(Extracted records)
◇ ◇ ◇ ◇ ◇

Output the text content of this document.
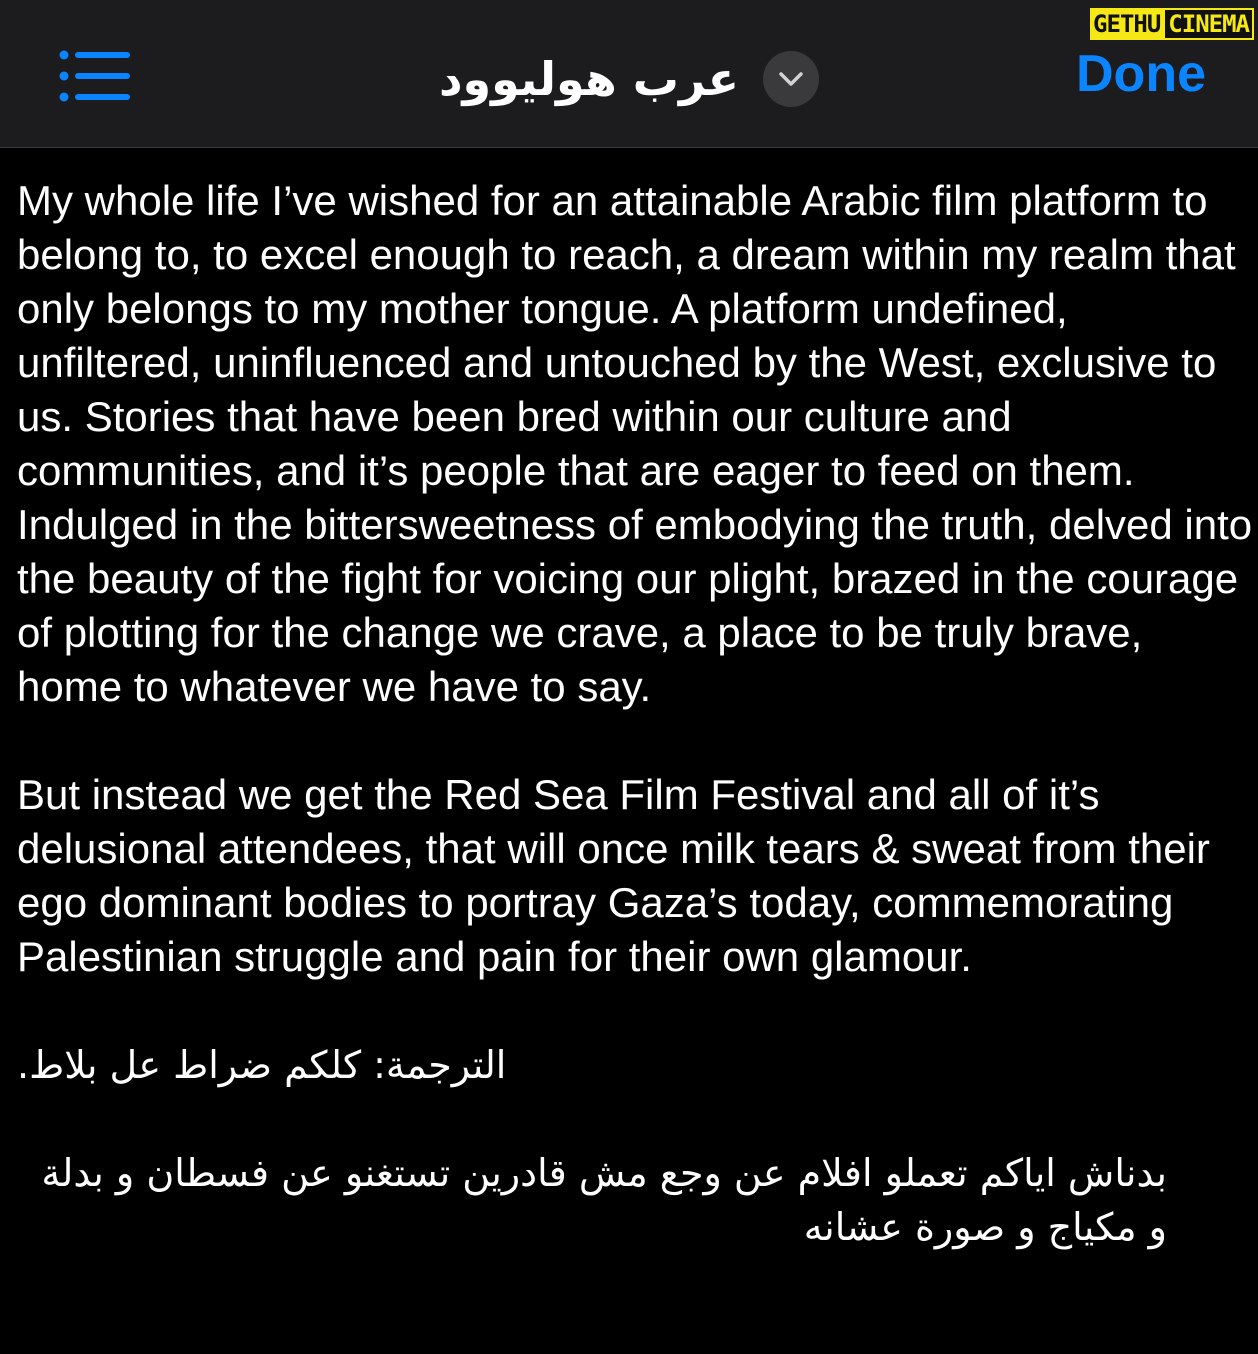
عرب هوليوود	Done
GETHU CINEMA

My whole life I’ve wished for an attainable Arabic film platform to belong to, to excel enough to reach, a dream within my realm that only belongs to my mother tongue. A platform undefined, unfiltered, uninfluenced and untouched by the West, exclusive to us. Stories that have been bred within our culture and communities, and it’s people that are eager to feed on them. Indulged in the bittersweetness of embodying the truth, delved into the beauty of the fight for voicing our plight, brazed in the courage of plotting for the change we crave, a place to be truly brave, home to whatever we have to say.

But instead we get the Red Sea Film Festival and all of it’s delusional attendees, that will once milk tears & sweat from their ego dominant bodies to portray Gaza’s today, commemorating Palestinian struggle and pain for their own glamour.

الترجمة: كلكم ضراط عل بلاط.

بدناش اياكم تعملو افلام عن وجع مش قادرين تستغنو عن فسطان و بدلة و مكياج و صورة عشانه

◇ ◇ ◇ ◇ ◇

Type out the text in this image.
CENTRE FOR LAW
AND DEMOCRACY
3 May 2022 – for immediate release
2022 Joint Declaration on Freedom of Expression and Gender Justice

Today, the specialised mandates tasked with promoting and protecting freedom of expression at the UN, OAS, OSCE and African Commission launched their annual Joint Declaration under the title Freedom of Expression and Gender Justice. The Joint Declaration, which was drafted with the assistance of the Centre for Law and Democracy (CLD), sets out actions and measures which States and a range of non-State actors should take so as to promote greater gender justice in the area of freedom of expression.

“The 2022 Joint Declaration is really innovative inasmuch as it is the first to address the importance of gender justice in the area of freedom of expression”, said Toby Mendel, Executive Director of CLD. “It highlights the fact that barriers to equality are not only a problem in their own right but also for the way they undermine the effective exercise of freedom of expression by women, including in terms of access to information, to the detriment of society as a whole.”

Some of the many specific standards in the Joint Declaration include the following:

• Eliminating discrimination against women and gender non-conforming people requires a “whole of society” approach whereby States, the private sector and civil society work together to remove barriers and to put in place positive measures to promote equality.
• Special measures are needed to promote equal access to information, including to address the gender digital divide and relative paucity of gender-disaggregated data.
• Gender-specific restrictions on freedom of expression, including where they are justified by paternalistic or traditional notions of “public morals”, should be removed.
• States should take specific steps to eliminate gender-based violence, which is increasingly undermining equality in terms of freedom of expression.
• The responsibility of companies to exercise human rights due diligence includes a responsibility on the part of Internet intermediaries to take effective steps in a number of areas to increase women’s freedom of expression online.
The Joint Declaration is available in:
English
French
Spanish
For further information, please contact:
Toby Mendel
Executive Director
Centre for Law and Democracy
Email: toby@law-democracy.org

◇ ◇ ◇ ◇ ◇

Required work -> Each line holding "specific" must be found and copied.

Reply ->
Some of the many specific standards in the Joint Declaration include the following:
• Gender-specific restrictions on freedom of expression, including where they are justified by paternalistic or traditional notions of “public morals”, should be removed.
• States should take specific steps to eliminate gender-based violence, which is increasingly undermining equality in terms of freedom of expression.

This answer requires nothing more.